__WHAT YOU HAVE TO DO__:
Below is some material; set it all down exactly, apart from the pictures.

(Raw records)
** START **
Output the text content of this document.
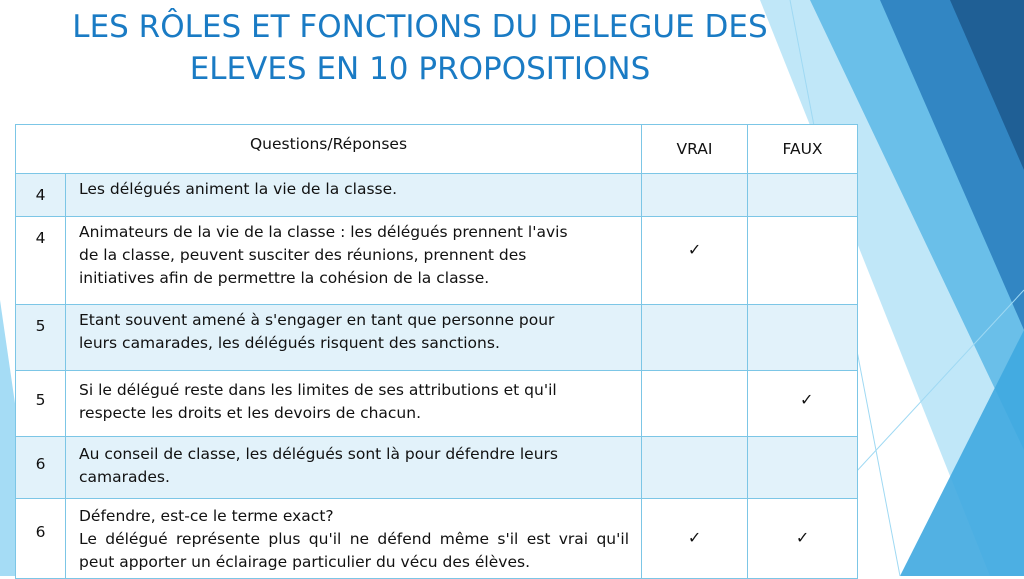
LES RÔLES ET FONCTIONS DU DELEGUE DES
ELEVES EN 10 PROPOSITIONS
Questions/Réponses		VRAI	FAUX
4	Les délégués animent la vie de la classe.		

4	Animateurs de la vie de la classe : les délégués prennent l'avis
de la classe, peuvent susciter des réunions, prennent des
initiatives afin de permettre la cohésion de la classe.	✓	
5	Etant souvent amené à s'engager en tant que personne pour
leurs camarades, les délégués risquent des sanctions.		

5	Si le délégué reste dans les limites de ses attributions et qu'il
respecte les droits et les devoirs de chacun.		✓
6	Au conseil de classe, les délégués sont là pour défendre leurs
camarades.		

6	Défendre, est-ce le terme exact?
Le délégué représente plus qu'il ne défend même s'il est vrai qu'il peut apporter un éclairage particulier du vécu des élèves.	✓	✓
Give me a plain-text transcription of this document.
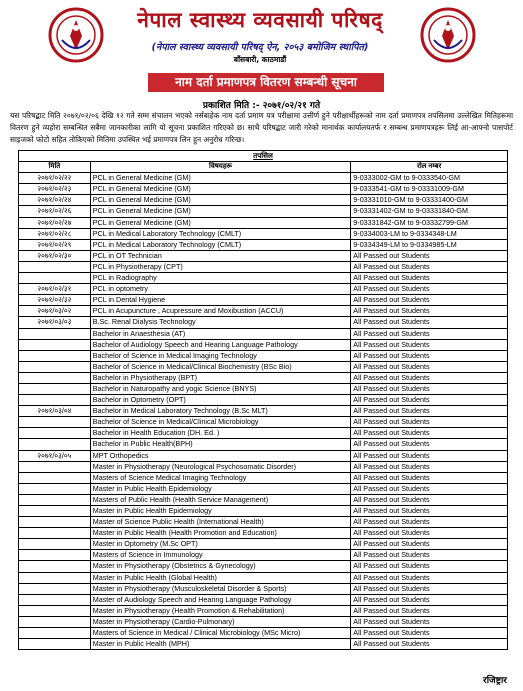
नेपाल स्वास्थ्य व्यवसायी परिषद्
(नेपाल स्वास्थ्य व्यवसायी परिषद् ऐन, २०५३ बमोजिम स्थापित)
बाँसबारी, काठमाडौं
नाम दर्ता प्रमाणपत्र वितरण सम्बन्धी सूचना
प्रकाशित मिति :- २०७१/०२/२१ गते
यस परिषद्बाट मिति २०७१/०२/०६ देखि १२ गते सम्म संचालन भएको नर्सबाहेक नाम दर्ता प्रमाण पत्र परीक्षामा उत्तीर्ण हुने परीक्षार्थीहरूको नाम दर्ता प्रमाणपत्र तपसिलमा उल्लेखित मितिहरूमा वितरण हुने व्यहोरा सम्बन्धित सबैमा जानकारीका लागि यो सूचना प्रकाशित गरिएको छ। साथै परिषद्बाट जारी गरेको मानार्थक कार्यालयतर्फ र सम्बन्ध प्रमाणपत्रहरू लिई आ-आफ्नो पासपोर्ट साइजको फोटो सहित तोकिएको मितिमा उपस्थित भई प्रमाणपत्र लिन हुन अनुरोध गरिन्छ।
तपसिल		
मिति	विषयहरू	रोल नम्बर
२०७१/०२/२२	PCL in General Medicine (GM)	9-0333002-GM to 9-0333540-GM
२०७१/०२/२३	PCL in General Medicine (GM)	9-0333541-GM to 9-03331009-GM
२०७१/०२/२४	PCL in General Medicine (GM)	9-03331010-GM to 9-03331400-GM
२०७१/०२/२६	PCL in General Medicine (GM)	9-03331402-GM to 9-03331840-GM
२०७१/०२/२७	PCL in General Medicine (GM)	9-03331842-GM to 9-03332799-GM
२०७१/०२/२८	PCL in Medical Laboratory Technology (CMLT)	9-0334003-LM to 9-0334348-LM
२०७१/०२/२९	PCL in Medical Laboratory Technology (CMLT)	9-0334349-LM to 9-0334985-LM
२०७१/०२/३०	PCL in OT Technician	All Passed out Students
	PCL in Physiotherapy (CPT)	All Passed out Students
	PCL in Radiography	All Passed out Students
२०७१/०२/३१	PCL in optometry	All Passed out Students
२०७१/०२/३२	PCL in Dental Hygiene	All Passed out Students
२०७१/०३/०२	PCL in Acupuncture , Acupressure and Moxibustion (ACCU)	All Passed out Students
२०७१/०३/०३	B.Sc. Renal Dialysis Technology	All Passed out Students
	Bachelor in Anaesthesia (AT)	All Passed out Students
	Bachelor of Audiology Speech and Hearing Language Pathology	All Passed out Students
	Bachelor of Science in Medical Imaging Technology	All Passed out Students
	Bachelor of Science in Medical/Clinical Biochemistry (BSc Bio)	All Passed out Students
	Bachelor in Physiotherapy (BPT)	All Passed out Students
	Bachelor in Naturopathy and yogic Science (BNYS)	All Passed out Students
	Bachelor in Optometry (OPT)	All Passed out Students
२०७१/०३/०४	Bachelor in Medical Laboratory Technology (B.Sc MLT)	All Passed out Students
	Bachelor of Science in Medical/Clinical Microbiology	All Passed out Students
	Bachelor in Health Education (DH. Ed. )	All Passed out Students
	Bachelor in Public Health(BPH)	All Passed out Students
२०७१/०३/०५	MPT Orthopedics	All Passed out Students
	Master in Physiotherapy (Neurological Psychosomatic Disorder)	All Passed out Students
	Masters of Science Medical Imaging Technology	All Passed out Students
	Master in Public Health Epidemiology	All Passed out Students
	Masters of Public Health (Health Service Management)	All Passed out Students
	Master in Public Health Epidemiology	All Passed out Students
	Master of Science Public Health (International Health)	All Passed out Students
	Master in Public Health (Health Promotion and Education)	All Passed out Students
	Master in Optometry (M.Sc OPT)	All Passed out Students
	Masters of Science in Immunology	All Passed out Students
	Master in Physiotherapy (Obstetrics & Gynecology)	All Passed out Students
	Master in Public Health (Global Health)	All Passed out Students
	Master in Physiotherapy (Musculoskeletal Disorder & Sports)	All Passed out Students
	Master of Audiology Speech and Hearing Language Pathology	All Passed out Students
	Master in Physiotherapy (Health Promotion & Rehabilitation)	All Passed out Students
	Master in Physiotherapy (Cardio-Pulmonary)	All Passed out Students
	Masters of Science in Medical / Clinical Microbiology (MSc Micro)	All Passed out Students
	Master in Public Health (MPH)	All Passed out Students
रजिष्ट्रार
** END **
__ANSWER BELOW__:
Output the text content of this document.
LES RÔLES ET FONCTIONS DU DELEGUE DES
ELEVES EN 10 PROPOSITIONS
Questions/Réponses		VRAI	FAUX
4	Les délégués animent la vie de la classe.		

4	Animateurs de la vie de la classe : les délégués prennent l'avis
de la classe, peuvent susciter des réunions, prennent des
initiatives afin de permettre la cohésion de la classe.	✓	
5	Etant souvent amené à s'engager en tant que personne pour
leurs camarades, les délégués risquent des sanctions.		

5	Si le délégué reste dans les limites de ses attributions et qu'il
respecte les droits et les devoirs de chacun.		✓
6	Au conseil de classe, les délégués sont là pour défendre leurs
camarades.		

6	Défendre, est-ce le terme exact?
Le délégué représente plus qu'il ne défend même s'il est vrai qu'il peut apporter un éclairage particulier du vécu des élèves.	✓	✓
Give me a plain-text transcription of this document.
नेपाल स्वास्थ्य व्यवसायी परिषद्
(नेपाल स्वास्थ्य व्यवसायी परिषद् ऐन, २०५३ बमोजिम स्थापित)
बाँसबारी, काठमाडौं
नाम दर्ता प्रमाणपत्र वितरण सम्बन्धी सूचना
प्रकाशित मिति :- २०७१/०२/२१ गते
यस परिषद्बाट मिति २०७१/०२/०६ देखि १२ गते सम्म संचालन भएको नर्सबाहेक नाम दर्ता प्रमाण पत्र परीक्षामा उत्तीर्ण हुने परीक्षार्थीहरूको नाम दर्ता प्रमाणपत्र तपसिलमा उल्लेखित मितिहरूमा वितरण हुने व्यहोरा सम्बन्धित सबैमा जानकारीका लागि यो सूचना प्रकाशित गरिएको छ। साथै परिषद्बाट जारी गरेको मानार्थक कार्यालयतर्फ र सम्बन्ध प्रमाणपत्रहरू लिई आ-आफ्नो पासपोर्ट साइजको फोटो सहित तोकिएको मितिमा उपस्थित भई प्रमाणपत्र लिन हुन अनुरोध गरिन्छ।
तपसिल		
मिति	विषयहरू	रोल नम्बर
२०७१/०२/२२	PCL in General Medicine (GM)	9-0333002-GM to 9-0333540-GM
२०७१/०२/२३	PCL in General Medicine (GM)	9-0333541-GM to 9-03331009-GM
२०७१/०२/२४	PCL in General Medicine (GM)	9-03331010-GM to 9-03331400-GM
२०७१/०२/२६	PCL in General Medicine (GM)	9-03331402-GM to 9-03331840-GM
२०७१/०२/२७	PCL in General Medicine (GM)	9-03331842-GM to 9-03332799-GM
२०७१/०२/२८	PCL in Medical Laboratory Technology (CMLT)	9-0334003-LM to 9-0334348-LM
२०७१/०२/२९	PCL in Medical Laboratory Technology (CMLT)	9-0334349-LM to 9-0334985-LM
२०७१/०२/३०	PCL in OT Technician	All Passed out Students
	PCL in Physiotherapy (CPT)	All Passed out Students
	PCL in Radiography	All Passed out Students
२०७१/०२/३१	PCL in optometry	All Passed out Students
२०७१/०२/३२	PCL in Dental Hygiene	All Passed out Students
२०७१/०३/०२	PCL in Acupuncture , Acupressure and Moxibustion (ACCU)	All Passed out Students
२०७१/०३/०३	B.Sc. Renal Dialysis Technology	All Passed out Students
	Bachelor in Anaesthesia (AT)	All Passed out Students
	Bachelor of Audiology Speech and Hearing Language Pathology	All Passed out Students
	Bachelor of Science in Medical Imaging Technology	All Passed out Students
	Bachelor of Science in Medical/Clinical Biochemistry (BSc Bio)	All Passed out Students
	Bachelor in Physiotherapy (BPT)	All Passed out Students
	Bachelor in Naturopathy and yogic Science (BNYS)	All Passed out Students
	Bachelor in Optometry (OPT)	All Passed out Students
२०७१/०३/०४	Bachelor in Medical Laboratory Technology (B.Sc MLT)	All Passed out Students
	Bachelor of Science in Medical/Clinical Microbiology	All Passed out Students
	Bachelor in Health Education (DH. Ed. )	All Passed out Students
	Bachelor in Public Health(BPH)	All Passed out Students
२०७१/०३/०५	MPT Orthopedics	All Passed out Students
	Master in Physiotherapy (Neurological Psychosomatic Disorder)	All Passed out Students
	Masters of Science Medical Imaging Technology	All Passed out Students
	Master in Public Health Epidemiology	All Passed out Students
	Masters of Public Health (Health Service Management)	All Passed out Students
	Master in Public Health Epidemiology	All Passed out Students
	Master of Science Public Health (International Health)	All Passed out Students
	Master in Public Health (Health Promotion and Education)	All Passed out Students
	Master in Optometry (M.Sc OPT)	All Passed out Students
	Masters of Science in Immunology	All Passed out Students
	Master in Physiotherapy (Obstetrics & Gynecology)	All Passed out Students
	Master in Public Health (Global Health)	All Passed out Students
	Master in Physiotherapy (Musculoskeletal Disorder & Sports)	All Passed out Students
	Master of Audiology Speech and Hearing Language Pathology	All Passed out Students
	Master in Physiotherapy (Health Promotion & Rehabilitation)	All Passed out Students
	Master in Physiotherapy (Cardio-Pulmonary)	All Passed out Students
	Masters of Science in Medical / Clinical Microbiology (MSc Micro)	All Passed out Students
	Master in Public Health (MPH)	All Passed out Students
रजिष्ट्रार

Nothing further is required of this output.